▸ **What the task requires**
Lift out all lines below that contain "this".

* Begin Source material *

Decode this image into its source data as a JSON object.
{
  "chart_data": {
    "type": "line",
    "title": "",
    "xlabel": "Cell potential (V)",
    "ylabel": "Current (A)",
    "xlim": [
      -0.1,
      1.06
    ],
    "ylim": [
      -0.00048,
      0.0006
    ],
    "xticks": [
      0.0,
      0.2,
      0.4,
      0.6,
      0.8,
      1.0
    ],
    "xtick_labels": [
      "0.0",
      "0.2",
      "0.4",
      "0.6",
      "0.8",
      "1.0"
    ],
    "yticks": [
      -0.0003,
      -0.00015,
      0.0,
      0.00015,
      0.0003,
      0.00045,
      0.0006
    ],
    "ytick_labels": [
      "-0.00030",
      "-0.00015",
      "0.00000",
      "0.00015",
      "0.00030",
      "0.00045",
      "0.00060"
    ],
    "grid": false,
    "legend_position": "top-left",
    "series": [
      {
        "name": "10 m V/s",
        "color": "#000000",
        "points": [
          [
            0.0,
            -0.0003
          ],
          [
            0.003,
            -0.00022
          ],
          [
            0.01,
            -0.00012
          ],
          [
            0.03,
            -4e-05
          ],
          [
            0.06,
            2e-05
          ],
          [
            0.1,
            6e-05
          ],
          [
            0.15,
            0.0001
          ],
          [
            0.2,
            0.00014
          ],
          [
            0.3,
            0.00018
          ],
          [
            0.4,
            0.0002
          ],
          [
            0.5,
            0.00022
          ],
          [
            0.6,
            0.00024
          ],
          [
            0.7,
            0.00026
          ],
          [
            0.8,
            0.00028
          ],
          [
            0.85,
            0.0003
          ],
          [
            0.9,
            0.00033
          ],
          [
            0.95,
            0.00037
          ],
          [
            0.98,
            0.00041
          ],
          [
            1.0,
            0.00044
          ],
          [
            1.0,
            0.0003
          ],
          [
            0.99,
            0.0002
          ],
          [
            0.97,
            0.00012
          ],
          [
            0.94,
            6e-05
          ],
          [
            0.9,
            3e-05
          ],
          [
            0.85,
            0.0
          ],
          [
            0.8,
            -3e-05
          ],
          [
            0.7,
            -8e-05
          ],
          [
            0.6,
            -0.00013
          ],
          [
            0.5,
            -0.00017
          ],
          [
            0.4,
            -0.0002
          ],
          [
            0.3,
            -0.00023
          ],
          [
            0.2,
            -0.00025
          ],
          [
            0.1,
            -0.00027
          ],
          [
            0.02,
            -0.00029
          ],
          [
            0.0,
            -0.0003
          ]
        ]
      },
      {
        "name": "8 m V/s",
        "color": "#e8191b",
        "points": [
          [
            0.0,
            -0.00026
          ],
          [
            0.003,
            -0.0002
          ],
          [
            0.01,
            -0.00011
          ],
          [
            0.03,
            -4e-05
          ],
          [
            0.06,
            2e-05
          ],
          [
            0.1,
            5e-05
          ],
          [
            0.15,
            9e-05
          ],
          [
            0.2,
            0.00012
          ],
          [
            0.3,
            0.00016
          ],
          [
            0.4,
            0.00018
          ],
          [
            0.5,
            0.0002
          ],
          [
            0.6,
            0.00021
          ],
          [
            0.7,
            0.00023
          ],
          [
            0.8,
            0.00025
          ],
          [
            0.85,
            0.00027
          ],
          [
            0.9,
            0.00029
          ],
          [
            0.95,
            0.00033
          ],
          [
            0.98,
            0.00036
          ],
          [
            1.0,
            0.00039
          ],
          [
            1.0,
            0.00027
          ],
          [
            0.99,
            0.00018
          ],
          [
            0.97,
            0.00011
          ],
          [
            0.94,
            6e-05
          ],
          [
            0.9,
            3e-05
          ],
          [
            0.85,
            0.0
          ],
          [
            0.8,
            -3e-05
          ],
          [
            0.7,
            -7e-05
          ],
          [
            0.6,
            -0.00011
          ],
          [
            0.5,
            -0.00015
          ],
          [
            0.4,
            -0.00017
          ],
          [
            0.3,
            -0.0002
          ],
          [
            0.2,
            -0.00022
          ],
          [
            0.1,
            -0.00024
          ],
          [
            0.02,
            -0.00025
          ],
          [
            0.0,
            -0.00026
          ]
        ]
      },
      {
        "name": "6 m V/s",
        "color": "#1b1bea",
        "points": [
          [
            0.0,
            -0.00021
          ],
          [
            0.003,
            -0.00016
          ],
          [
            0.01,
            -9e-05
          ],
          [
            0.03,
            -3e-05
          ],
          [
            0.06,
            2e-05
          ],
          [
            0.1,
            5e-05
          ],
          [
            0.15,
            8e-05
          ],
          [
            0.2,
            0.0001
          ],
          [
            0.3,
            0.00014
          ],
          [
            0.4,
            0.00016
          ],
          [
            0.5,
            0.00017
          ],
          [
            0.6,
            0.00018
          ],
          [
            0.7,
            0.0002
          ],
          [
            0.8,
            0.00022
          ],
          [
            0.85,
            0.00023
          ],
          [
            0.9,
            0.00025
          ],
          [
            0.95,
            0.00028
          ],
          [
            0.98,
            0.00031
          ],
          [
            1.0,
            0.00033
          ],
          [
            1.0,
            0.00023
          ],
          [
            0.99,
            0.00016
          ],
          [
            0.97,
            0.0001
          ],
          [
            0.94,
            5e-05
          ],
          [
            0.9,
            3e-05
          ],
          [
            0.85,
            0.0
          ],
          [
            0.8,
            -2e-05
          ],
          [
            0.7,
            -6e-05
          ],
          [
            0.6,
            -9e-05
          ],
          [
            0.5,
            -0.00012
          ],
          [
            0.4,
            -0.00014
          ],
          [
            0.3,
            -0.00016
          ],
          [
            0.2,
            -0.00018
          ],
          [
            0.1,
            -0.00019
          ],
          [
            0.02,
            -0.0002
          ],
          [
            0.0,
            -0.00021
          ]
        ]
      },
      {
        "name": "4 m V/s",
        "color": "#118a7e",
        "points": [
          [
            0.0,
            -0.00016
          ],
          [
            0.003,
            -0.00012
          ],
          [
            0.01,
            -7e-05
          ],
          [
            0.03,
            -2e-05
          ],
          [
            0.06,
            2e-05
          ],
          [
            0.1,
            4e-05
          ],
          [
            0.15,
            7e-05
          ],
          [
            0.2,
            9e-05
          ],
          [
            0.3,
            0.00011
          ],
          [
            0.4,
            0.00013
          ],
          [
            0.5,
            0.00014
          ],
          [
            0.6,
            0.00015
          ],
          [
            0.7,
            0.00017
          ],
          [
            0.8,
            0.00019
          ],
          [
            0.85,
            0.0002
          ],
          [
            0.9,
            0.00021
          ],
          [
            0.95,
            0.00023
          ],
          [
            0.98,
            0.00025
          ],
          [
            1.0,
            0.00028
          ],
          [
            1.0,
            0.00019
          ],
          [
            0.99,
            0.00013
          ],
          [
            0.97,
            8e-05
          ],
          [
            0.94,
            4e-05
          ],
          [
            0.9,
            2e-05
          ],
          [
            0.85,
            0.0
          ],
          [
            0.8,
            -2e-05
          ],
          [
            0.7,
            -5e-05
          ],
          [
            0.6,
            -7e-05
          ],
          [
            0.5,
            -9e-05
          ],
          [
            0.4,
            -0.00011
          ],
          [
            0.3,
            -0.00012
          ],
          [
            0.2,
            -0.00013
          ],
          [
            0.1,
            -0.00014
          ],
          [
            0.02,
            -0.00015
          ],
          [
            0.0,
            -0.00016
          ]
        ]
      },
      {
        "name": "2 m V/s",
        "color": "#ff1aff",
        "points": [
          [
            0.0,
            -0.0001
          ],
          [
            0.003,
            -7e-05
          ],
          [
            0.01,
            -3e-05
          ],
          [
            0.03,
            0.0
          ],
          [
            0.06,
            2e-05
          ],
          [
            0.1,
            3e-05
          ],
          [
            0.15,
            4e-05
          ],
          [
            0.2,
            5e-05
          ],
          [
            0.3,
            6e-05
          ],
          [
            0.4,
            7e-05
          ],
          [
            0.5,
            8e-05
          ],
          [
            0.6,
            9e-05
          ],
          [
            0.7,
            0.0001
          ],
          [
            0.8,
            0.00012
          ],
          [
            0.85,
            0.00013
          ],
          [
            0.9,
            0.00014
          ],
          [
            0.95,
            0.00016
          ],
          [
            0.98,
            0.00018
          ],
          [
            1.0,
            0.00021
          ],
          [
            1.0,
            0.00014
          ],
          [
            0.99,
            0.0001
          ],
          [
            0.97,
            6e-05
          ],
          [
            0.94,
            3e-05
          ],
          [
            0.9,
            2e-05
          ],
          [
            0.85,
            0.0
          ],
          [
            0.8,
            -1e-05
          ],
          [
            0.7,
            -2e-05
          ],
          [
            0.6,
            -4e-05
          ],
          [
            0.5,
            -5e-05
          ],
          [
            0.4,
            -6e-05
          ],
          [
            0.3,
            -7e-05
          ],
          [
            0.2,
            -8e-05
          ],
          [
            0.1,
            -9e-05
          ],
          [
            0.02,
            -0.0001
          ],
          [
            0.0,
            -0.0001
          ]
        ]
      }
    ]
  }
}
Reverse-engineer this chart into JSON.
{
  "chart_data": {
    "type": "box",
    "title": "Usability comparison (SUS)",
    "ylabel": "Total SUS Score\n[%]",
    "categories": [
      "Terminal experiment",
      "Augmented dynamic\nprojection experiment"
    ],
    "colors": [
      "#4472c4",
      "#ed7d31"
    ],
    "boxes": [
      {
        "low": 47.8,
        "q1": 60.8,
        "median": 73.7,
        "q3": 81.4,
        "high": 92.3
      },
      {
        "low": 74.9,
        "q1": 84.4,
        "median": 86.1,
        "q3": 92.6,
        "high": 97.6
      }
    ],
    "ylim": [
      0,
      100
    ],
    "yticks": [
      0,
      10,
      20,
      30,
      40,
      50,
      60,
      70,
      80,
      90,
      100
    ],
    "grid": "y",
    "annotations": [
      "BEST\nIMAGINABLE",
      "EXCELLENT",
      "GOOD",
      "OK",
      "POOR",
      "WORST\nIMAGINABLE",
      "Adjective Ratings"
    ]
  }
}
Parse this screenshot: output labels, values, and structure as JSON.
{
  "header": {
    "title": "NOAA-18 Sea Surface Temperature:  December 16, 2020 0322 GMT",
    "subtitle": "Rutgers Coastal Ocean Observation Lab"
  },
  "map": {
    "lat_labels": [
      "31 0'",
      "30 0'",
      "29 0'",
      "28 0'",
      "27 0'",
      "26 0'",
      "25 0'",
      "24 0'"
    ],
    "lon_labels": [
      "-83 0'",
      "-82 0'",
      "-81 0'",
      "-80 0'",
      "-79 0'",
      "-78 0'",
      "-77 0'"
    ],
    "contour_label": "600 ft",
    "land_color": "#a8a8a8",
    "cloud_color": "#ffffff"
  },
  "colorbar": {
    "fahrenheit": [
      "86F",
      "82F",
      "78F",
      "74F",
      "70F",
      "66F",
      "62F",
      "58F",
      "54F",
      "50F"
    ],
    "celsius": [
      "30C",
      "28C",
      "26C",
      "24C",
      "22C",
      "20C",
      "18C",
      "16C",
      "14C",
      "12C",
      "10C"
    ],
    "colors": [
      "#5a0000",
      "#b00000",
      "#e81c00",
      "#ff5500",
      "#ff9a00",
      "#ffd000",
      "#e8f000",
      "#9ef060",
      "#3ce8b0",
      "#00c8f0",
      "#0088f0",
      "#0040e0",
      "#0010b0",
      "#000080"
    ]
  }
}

* End Source material *

▸ **Written solution**
Decode this image into its source data as a JSON object.
Reverse-engineer this chart into JSON.
Parse this screenshot: output labels, values, and structure as JSON.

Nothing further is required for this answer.